Exercise details: Write out the material exactly, with the pictures left out.

Records for this task:
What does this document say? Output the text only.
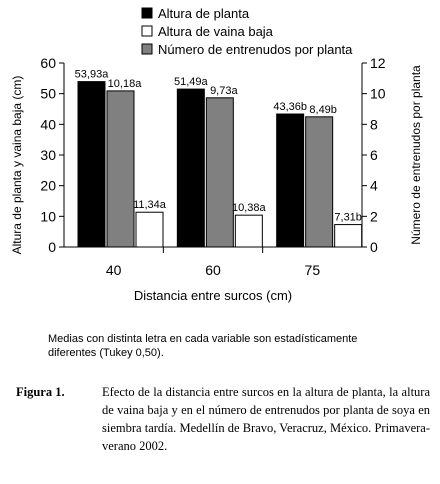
Altura de planta
Altura de vaina baja
Número de entrenudos por planta
0
10
20
30
40
50
60
0
2
4
6
8
10
12
40	60	75
53,93a
10,18a
11,34a
51,49a
9,73a
10,38a
43,36b 8,49b
7,31b
Distancia entre surcos (cm)
Altura de planta y vaina baja (cm)	Número de entrenudos por planta
Medias con distinta letra en cada variable son estadísticamente diferentes (Tukey 0,50).
Figura 1.	Efecto de la distancia entre surcos en la altura de planta, la altura de vaina baja y en el número de entrenudos por planta de soya en siembra tardía. Medellín de Bravo, Veracruz, México. Primavera-verano 2002.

Written answer:
What does this document say? Output the text only.
Altura de planta
Altura de vaina baja
Número de entrenudos por planta
0
10
20
30
40
50
60
0
2
4
6
8
10
12
40	60	75
53,93a
10,18a
11,34a
51,49a
9,73a
10,38a
43,36b 8,49b
7,31b
Distancia entre surcos (cm)
Altura de planta y vaina baja (cm)	Número de entrenudos por planta
Medias con distinta letra en cada variable son estadísticamente diferentes (Tukey 0,50).
Figura 1.	Efecto de la distancia entre surcos en la altura de planta, la altura de vaina baja y en el número de entrenudos por planta de soya en siembra tardía. Medellín de Bravo, Veracruz, México. Primavera-verano 2002.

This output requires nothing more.